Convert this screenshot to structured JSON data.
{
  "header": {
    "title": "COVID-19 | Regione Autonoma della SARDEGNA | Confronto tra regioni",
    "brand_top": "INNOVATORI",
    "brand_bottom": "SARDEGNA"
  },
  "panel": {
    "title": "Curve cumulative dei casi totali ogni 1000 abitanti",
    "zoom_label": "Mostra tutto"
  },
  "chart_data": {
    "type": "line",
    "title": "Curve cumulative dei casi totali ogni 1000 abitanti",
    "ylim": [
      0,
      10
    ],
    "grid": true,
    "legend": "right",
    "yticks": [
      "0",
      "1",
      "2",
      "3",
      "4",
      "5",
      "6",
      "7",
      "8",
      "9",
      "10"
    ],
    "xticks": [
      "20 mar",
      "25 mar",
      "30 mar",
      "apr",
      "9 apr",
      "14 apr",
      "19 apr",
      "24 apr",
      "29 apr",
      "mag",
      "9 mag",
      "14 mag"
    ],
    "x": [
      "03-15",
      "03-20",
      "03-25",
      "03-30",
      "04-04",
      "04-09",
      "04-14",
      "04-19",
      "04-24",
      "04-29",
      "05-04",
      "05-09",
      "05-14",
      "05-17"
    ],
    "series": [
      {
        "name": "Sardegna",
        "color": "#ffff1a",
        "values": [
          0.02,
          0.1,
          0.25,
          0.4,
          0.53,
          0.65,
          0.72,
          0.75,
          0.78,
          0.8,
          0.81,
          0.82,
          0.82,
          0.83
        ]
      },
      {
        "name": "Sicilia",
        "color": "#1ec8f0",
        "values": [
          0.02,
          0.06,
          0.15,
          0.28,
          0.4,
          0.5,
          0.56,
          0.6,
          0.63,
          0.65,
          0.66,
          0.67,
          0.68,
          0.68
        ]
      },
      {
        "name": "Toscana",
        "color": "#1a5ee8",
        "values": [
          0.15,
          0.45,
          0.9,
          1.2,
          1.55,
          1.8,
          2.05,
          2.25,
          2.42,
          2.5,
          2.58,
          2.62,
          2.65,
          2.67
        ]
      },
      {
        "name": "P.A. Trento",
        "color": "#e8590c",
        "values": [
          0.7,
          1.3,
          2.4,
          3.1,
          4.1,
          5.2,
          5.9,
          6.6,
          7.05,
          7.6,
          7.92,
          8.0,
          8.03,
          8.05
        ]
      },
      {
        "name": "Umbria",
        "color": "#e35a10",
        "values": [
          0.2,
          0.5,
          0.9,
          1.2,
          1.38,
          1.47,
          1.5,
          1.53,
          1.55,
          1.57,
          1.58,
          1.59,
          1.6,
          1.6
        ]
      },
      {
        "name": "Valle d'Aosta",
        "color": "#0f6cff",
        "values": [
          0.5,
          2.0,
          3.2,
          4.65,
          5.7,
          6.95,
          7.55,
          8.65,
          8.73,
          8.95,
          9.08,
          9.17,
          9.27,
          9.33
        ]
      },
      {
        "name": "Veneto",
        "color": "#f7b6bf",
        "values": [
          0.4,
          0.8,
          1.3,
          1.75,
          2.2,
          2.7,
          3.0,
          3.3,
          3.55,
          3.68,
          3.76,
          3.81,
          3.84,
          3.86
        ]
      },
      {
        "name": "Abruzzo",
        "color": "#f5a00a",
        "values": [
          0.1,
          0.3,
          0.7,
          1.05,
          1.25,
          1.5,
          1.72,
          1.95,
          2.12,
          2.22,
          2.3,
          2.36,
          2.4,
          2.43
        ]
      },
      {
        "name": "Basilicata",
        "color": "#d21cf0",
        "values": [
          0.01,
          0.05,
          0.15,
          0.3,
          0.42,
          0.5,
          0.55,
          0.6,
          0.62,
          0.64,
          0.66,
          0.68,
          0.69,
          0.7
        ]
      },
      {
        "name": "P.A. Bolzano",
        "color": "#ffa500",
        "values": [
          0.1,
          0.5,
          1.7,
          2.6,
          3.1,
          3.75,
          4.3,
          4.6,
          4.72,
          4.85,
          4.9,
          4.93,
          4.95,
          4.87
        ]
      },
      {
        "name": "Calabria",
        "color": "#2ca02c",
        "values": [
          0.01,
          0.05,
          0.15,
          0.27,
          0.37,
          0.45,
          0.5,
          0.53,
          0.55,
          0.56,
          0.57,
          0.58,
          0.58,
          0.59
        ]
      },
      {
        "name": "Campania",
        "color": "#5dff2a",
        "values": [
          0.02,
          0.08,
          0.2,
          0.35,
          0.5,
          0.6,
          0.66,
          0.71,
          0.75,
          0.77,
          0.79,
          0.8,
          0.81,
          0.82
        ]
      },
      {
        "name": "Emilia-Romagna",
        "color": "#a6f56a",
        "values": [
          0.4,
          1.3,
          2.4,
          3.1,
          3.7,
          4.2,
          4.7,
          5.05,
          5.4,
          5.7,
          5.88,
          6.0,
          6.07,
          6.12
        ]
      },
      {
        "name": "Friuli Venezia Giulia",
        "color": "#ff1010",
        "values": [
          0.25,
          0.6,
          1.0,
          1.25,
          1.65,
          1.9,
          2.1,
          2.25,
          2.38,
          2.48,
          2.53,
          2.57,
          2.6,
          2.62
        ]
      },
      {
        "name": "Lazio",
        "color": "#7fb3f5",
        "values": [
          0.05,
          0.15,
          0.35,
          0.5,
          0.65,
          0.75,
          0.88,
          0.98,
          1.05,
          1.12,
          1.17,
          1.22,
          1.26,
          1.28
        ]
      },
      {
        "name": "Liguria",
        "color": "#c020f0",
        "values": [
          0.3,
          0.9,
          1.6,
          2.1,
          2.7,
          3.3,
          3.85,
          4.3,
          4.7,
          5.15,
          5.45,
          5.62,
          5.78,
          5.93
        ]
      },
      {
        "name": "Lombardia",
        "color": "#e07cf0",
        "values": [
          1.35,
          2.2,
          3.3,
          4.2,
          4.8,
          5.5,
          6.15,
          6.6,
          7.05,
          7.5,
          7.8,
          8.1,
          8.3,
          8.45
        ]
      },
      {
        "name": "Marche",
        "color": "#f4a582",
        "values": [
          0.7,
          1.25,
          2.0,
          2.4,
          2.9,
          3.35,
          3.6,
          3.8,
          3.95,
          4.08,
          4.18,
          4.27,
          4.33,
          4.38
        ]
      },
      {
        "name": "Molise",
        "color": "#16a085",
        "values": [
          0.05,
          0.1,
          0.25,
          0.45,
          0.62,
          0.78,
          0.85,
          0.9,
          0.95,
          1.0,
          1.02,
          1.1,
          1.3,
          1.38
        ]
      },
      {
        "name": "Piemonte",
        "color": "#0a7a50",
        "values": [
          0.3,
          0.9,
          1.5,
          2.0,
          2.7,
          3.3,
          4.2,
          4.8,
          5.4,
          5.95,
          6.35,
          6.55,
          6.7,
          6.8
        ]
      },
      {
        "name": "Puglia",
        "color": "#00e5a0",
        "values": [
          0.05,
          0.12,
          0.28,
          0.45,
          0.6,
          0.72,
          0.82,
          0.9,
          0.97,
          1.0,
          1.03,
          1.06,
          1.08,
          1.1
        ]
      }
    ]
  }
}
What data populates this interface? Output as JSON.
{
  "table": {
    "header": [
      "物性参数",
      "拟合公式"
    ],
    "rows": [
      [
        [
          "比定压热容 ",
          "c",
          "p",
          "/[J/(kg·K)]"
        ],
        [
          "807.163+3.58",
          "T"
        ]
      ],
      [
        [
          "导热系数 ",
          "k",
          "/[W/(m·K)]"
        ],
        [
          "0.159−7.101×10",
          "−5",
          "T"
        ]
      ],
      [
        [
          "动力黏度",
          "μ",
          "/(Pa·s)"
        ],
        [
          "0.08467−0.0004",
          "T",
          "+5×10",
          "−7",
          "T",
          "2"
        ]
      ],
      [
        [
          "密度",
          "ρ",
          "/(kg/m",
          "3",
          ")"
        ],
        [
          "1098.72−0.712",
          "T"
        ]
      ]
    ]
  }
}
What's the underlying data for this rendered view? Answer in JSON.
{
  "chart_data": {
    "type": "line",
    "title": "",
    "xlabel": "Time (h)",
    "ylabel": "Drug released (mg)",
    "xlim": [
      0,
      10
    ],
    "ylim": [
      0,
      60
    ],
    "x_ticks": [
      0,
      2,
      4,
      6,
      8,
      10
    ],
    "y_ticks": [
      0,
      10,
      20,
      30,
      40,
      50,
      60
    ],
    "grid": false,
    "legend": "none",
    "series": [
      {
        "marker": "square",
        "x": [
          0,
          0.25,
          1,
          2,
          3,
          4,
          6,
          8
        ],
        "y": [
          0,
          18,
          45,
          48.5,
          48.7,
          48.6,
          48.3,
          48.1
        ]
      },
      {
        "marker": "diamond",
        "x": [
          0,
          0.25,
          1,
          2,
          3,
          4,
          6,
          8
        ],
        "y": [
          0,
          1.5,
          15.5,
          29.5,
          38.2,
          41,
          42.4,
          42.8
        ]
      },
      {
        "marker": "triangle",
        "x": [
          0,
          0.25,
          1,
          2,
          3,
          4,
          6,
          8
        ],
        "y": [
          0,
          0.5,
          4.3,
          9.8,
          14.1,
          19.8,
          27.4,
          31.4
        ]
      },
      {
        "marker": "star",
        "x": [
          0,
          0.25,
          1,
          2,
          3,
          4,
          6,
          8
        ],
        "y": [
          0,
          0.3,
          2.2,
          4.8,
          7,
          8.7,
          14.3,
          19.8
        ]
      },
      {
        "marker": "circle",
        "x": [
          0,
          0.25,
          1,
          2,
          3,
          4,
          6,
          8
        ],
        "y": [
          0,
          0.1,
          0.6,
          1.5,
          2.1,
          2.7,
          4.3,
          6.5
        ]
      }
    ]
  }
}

## [What you will do]
Return each line of the data that contains the string "this".

## [The output]
Convert this screenshot to structured JSON data.
What data populates this interface? Output as JSON.
What's the underlying data for this rendered view? Answer in JSON.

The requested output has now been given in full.